(Data entries)
____

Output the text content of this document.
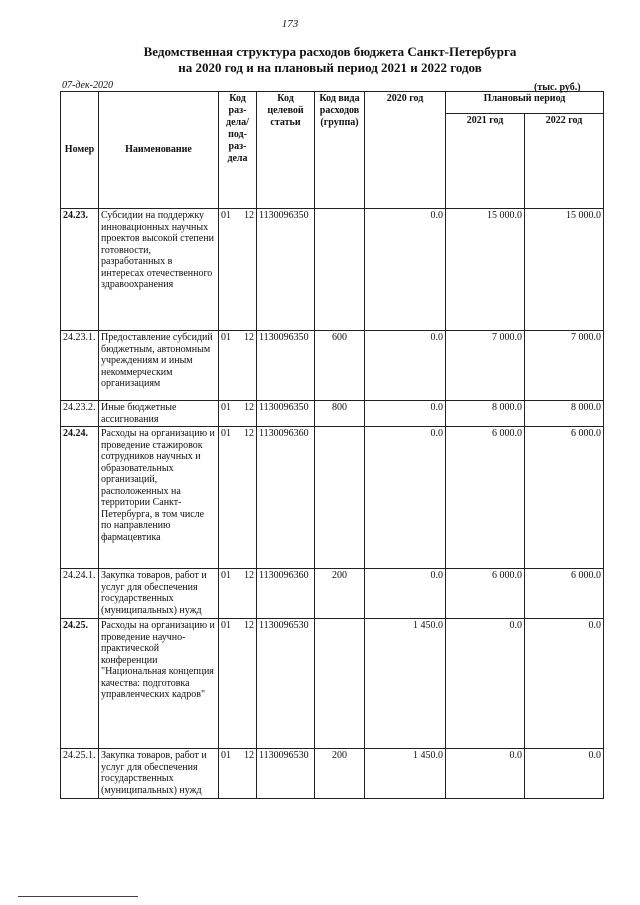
173
Ведомственная структура расходов бюджета Санкт-Петербурга
на 2020 год и на плановый период 2021 и 2022 годов
07-дек-2020	(тыс. руб.)
Номер	Наименование	Код раз-дела/ под-раз-дела	Код целевой статьи	Код вида расходов (группа)	2020 год	Плановый период	
						2021 год	2022 год
24.23.	Субсидии на поддержку инновационных научных проектов высокой степени готовности, разработанных в интересах отечественного здравоохранения	01 12	1130096350		0.0	15 000.0	15 000.0
24.23.1.	Предоставление субсидий бюджетным, автономным учреждениям и иным некоммерческим организациям	01 12	1130096350	600	0.0	7 000.0	7 000.0
24.23.2.	Иные бюджетные ассигнования	01 12	1130096350	800	0.0	8 000.0	8 000.0
24.24.	Расходы на организацию и проведение стажировок сотрудников научных и образовательных организаций, расположенных на территории Санкт-Петербурга, в том числе по направлению фармацевтика	01 12	1130096360		0.0	6 000.0	6 000.0
24.24.1.	Закупка товаров, работ и услуг для обеспечения государственных (муниципальных) нужд	01 12	1130096360	200	0.0	6 000.0	6 000.0
24.25.	Расходы на организацию и проведение научно-практической конференции "Национальная концепция качества: подготовка управленческих кадров"	01 12	1130096530		1 450.0	0.0	0.0
24.25.1.	Закупка товаров, работ и услуг для обеспечения государственных (муниципальных) нужд	01 12	1130096530	200	1 450.0	0.0	0.0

____

* **What is needed**:
Repeat the material above word for word and skip every image in it.

* **Answer to this exercise**:
Output the text content of this document.
173
Ведомственная структура расходов бюджета Санкт-Петербурга
на 2020 год и на плановый период 2021 и 2022 годов
07-дек-2020	(тыс. руб.)
Номер	Наименование	Код раз-дела/ под-раз-дела	Код целевой статьи	Код вида расходов (группа)	2020 год	Плановый период	
						2021 год	2022 год
24.23.	Субсидии на поддержку инновационных научных проектов высокой степени готовности, разработанных в интересах отечественного здравоохранения	01 12	1130096350		0.0	15 000.0	15 000.0
24.23.1.	Предоставление субсидий бюджетным, автономным учреждениям и иным некоммерческим организациям	01 12	1130096350	600	0.0	7 000.0	7 000.0
24.23.2.	Иные бюджетные ассигнования	01 12	1130096350	800	0.0	8 000.0	8 000.0
24.24.	Расходы на организацию и проведение стажировок сотрудников научных и образовательных организаций, расположенных на территории Санкт-Петербурга, в том числе по направлению фармацевтика	01 12	1130096360		0.0	6 000.0	6 000.0
24.24.1.	Закупка товаров, работ и услуг для обеспечения государственных (муниципальных) нужд	01 12	1130096360	200	0.0	6 000.0	6 000.0
24.25.	Расходы на организацию и проведение научно-практической конференции "Национальная концепция качества: подготовка управленческих кадров"	01 12	1130096530		1 450.0	0.0	0.0
24.25.1.	Закупка товаров, работ и услуг для обеспечения государственных (муниципальных) нужд	01 12	1130096530	200	1 450.0	0.0	0.0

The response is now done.